Given records —
## begin

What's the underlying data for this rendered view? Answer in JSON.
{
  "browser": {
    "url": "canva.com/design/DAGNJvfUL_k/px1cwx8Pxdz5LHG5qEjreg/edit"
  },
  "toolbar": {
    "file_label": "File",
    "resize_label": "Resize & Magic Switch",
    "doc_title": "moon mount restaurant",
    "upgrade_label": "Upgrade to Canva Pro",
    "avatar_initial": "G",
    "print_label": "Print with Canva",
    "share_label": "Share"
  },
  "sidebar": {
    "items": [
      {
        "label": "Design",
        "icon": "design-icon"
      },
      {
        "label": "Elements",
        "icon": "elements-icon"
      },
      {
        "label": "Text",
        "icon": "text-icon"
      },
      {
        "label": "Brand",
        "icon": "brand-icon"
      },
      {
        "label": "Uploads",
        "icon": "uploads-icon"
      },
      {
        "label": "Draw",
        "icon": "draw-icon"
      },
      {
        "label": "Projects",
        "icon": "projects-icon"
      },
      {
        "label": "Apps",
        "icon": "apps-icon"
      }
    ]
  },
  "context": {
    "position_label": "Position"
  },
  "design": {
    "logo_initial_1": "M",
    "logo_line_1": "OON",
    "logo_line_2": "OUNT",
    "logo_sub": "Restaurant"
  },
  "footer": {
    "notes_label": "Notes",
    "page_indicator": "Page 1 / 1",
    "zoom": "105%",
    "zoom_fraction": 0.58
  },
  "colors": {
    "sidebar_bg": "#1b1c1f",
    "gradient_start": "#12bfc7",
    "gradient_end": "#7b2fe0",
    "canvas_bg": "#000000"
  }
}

## end

Requirement — Write each line above out exactly.

Result for this task —
What's the underlying data for this rendered view? Answer in JSON.
{
  "browser": {
    "url": "canva.com/design/DAGNJvfUL_k/px1cwx8Pxdz5LHG5qEjreg/edit"
  },
  "toolbar": {
    "file_label": "File",
    "resize_label": "Resize & Magic Switch",
    "doc_title": "moon mount restaurant",
    "upgrade_label": "Upgrade to Canva Pro",
    "avatar_initial": "G",
    "print_label": "Print with Canva",
    "share_label": "Share"
  },
  "sidebar": {
    "items": [
      {
        "label": "Design",
        "icon": "design-icon"
      },
      {
        "label": "Elements",
        "icon": "elements-icon"
      },
      {
        "label": "Text",
        "icon": "text-icon"
      },
      {
        "label": "Brand",
        "icon": "brand-icon"
      },
      {
        "label": "Uploads",
        "icon": "uploads-icon"
      },
      {
        "label": "Draw",
        "icon": "draw-icon"
      },
      {
        "label": "Projects",
        "icon": "projects-icon"
      },
      {
        "label": "Apps",
        "icon": "apps-icon"
      }
    ]
  },
  "context": {
    "position_label": "Position"
  },
  "design": {
    "logo_initial_1": "M",
    "logo_line_1": "OON",
    "logo_line_2": "OUNT",
    "logo_sub": "Restaurant"
  },
  "footer": {
    "notes_label": "Notes",
    "page_indicator": "Page 1 / 1",
    "zoom": "105%",
    "zoom_fraction": 0.58
  },
  "colors": {
    "sidebar_bg": "#1b1c1f",
    "gradient_start": "#12bfc7",
    "gradient_end": "#7b2fe0",
    "canvas_bg": "#000000"
  }
}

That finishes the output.